#### Raw data
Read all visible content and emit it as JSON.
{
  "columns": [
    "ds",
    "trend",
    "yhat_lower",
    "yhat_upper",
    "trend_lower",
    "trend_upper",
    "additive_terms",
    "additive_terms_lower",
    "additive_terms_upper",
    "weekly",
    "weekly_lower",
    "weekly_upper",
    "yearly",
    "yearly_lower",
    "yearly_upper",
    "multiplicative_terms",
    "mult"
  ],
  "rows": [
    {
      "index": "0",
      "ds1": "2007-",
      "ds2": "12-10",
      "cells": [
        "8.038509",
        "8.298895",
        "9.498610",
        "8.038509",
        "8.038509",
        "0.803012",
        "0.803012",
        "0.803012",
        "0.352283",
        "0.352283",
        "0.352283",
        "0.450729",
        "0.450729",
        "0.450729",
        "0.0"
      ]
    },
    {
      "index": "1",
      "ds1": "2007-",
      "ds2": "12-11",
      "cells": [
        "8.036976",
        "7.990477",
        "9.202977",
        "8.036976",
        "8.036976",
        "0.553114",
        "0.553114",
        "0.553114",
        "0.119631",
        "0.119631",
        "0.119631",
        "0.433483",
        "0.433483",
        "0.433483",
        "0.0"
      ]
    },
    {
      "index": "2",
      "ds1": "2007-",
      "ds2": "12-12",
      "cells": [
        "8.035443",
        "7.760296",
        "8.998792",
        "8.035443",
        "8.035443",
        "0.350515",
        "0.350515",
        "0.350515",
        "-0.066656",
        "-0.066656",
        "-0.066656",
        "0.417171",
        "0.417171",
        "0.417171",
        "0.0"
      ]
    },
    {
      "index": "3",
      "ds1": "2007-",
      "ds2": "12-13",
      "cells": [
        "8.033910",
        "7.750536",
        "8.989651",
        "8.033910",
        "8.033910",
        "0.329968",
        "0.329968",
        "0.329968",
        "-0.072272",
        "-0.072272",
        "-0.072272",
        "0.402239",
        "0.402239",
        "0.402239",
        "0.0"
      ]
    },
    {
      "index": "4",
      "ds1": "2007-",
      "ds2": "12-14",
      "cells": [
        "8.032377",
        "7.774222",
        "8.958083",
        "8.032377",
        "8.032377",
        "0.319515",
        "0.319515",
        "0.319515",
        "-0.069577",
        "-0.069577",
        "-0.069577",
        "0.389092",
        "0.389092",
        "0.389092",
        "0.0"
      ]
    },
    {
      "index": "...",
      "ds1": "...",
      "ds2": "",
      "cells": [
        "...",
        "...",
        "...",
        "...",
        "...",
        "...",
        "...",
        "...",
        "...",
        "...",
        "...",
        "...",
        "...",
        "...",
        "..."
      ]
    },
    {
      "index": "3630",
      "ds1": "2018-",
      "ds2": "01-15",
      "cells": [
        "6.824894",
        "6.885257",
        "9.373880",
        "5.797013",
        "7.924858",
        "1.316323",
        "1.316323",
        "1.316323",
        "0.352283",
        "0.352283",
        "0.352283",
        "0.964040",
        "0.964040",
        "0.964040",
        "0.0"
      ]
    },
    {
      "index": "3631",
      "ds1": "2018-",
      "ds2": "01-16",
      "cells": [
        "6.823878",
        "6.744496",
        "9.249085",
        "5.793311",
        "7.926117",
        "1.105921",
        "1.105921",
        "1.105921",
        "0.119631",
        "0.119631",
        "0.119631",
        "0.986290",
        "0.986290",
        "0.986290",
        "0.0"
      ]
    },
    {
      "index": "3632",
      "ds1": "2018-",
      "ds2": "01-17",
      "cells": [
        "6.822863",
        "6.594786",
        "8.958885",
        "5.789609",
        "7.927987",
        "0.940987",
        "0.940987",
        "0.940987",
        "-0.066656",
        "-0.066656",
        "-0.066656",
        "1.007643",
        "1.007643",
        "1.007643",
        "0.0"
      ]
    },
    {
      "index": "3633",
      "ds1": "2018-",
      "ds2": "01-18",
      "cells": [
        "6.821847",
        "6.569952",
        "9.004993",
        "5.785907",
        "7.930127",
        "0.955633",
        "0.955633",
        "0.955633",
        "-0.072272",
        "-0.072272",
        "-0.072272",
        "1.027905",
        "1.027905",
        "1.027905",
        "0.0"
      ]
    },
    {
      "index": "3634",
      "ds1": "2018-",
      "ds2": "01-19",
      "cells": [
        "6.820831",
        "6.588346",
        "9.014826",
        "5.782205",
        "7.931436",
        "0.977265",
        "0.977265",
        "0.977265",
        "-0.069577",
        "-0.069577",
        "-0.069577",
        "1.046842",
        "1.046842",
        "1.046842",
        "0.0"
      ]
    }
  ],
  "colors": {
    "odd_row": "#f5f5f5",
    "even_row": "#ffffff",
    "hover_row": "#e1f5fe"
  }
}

#### Directions
Transcribe each entry precisely, missing none.

#### Worked solution
Read all visible content and emit it as JSON.
{
  "columns": [
    "ds",
    "trend",
    "yhat_lower",
    "yhat_upper",
    "trend_lower",
    "trend_upper",
    "additive_terms",
    "additive_terms_lower",
    "additive_terms_upper",
    "weekly",
    "weekly_lower",
    "weekly_upper",
    "yearly",
    "yearly_lower",
    "yearly_upper",
    "multiplicative_terms",
    "mult"
  ],
  "rows": [
    {
      "index": "0",
      "ds1": "2007-",
      "ds2": "12-10",
      "cells": [
        "8.038509",
        "8.298895",
        "9.498610",
        "8.038509",
        "8.038509",
        "0.803012",
        "0.803012",
        "0.803012",
        "0.352283",
        "0.352283",
        "0.352283",
        "0.450729",
        "0.450729",
        "0.450729",
        "0.0"
      ]
    },
    {
      "index": "1",
      "ds1": "2007-",
      "ds2": "12-11",
      "cells": [
        "8.036976",
        "7.990477",
        "9.202977",
        "8.036976",
        "8.036976",
        "0.553114",
        "0.553114",
        "0.553114",
        "0.119631",
        "0.119631",
        "0.119631",
        "0.433483",
        "0.433483",
        "0.433483",
        "0.0"
      ]
    },
    {
      "index": "2",
      "ds1": "2007-",
      "ds2": "12-12",
      "cells": [
        "8.035443",
        "7.760296",
        "8.998792",
        "8.035443",
        "8.035443",
        "0.350515",
        "0.350515",
        "0.350515",
        "-0.066656",
        "-0.066656",
        "-0.066656",
        "0.417171",
        "0.417171",
        "0.417171",
        "0.0"
      ]
    },
    {
      "index": "3",
      "ds1": "2007-",
      "ds2": "12-13",
      "cells": [
        "8.033910",
        "7.750536",
        "8.989651",
        "8.033910",
        "8.033910",
        "0.329968",
        "0.329968",
        "0.329968",
        "-0.072272",
        "-0.072272",
        "-0.072272",
        "0.402239",
        "0.402239",
        "0.402239",
        "0.0"
      ]
    },
    {
      "index": "4",
      "ds1": "2007-",
      "ds2": "12-14",
      "cells": [
        "8.032377",
        "7.774222",
        "8.958083",
        "8.032377",
        "8.032377",
        "0.319515",
        "0.319515",
        "0.319515",
        "-0.069577",
        "-0.069577",
        "-0.069577",
        "0.389092",
        "0.389092",
        "0.389092",
        "0.0"
      ]
    },
    {
      "index": "...",
      "ds1": "...",
      "ds2": "",
      "cells": [
        "...",
        "...",
        "...",
        "...",
        "...",
        "...",
        "...",
        "...",
        "...",
        "...",
        "...",
        "...",
        "...",
        "...",
        "..."
      ]
    },
    {
      "index": "3630",
      "ds1": "2018-",
      "ds2": "01-15",
      "cells": [
        "6.824894",
        "6.885257",
        "9.373880",
        "5.797013",
        "7.924858",
        "1.316323",
        "1.316323",
        "1.316323",
        "0.352283",
        "0.352283",
        "0.352283",
        "0.964040",
        "0.964040",
        "0.964040",
        "0.0"
      ]
    },
    {
      "index": "3631",
      "ds1": "2018-",
      "ds2": "01-16",
      "cells": [
        "6.823878",
        "6.744496",
        "9.249085",
        "5.793311",
        "7.926117",
        "1.105921",
        "1.105921",
        "1.105921",
        "0.119631",
        "0.119631",
        "0.119631",
        "0.986290",
        "0.986290",
        "0.986290",
        "0.0"
      ]
    },
    {
      "index": "3632",
      "ds1": "2018-",
      "ds2": "01-17",
      "cells": [
        "6.822863",
        "6.594786",
        "8.958885",
        "5.789609",
        "7.927987",
        "0.940987",
        "0.940987",
        "0.940987",
        "-0.066656",
        "-0.066656",
        "-0.066656",
        "1.007643",
        "1.007643",
        "1.007643",
        "0.0"
      ]
    },
    {
      "index": "3633",
      "ds1": "2018-",
      "ds2": "01-18",
      "cells": [
        "6.821847",
        "6.569952",
        "9.004993",
        "5.785907",
        "7.930127",
        "0.955633",
        "0.955633",
        "0.955633",
        "-0.072272",
        "-0.072272",
        "-0.072272",
        "1.027905",
        "1.027905",
        "1.027905",
        "0.0"
      ]
    },
    {
      "index": "3634",
      "ds1": "2018-",
      "ds2": "01-19",
      "cells": [
        "6.820831",
        "6.588346",
        "9.014826",
        "5.782205",
        "7.931436",
        "0.977265",
        "0.977265",
        "0.977265",
        "-0.069577",
        "-0.069577",
        "-0.069577",
        "1.046842",
        "1.046842",
        "1.046842",
        "0.0"
      ]
    }
  ],
  "colors": {
    "odd_row": "#f5f5f5",
    "even_row": "#ffffff",
    "hover_row": "#e1f5fe"
  }
}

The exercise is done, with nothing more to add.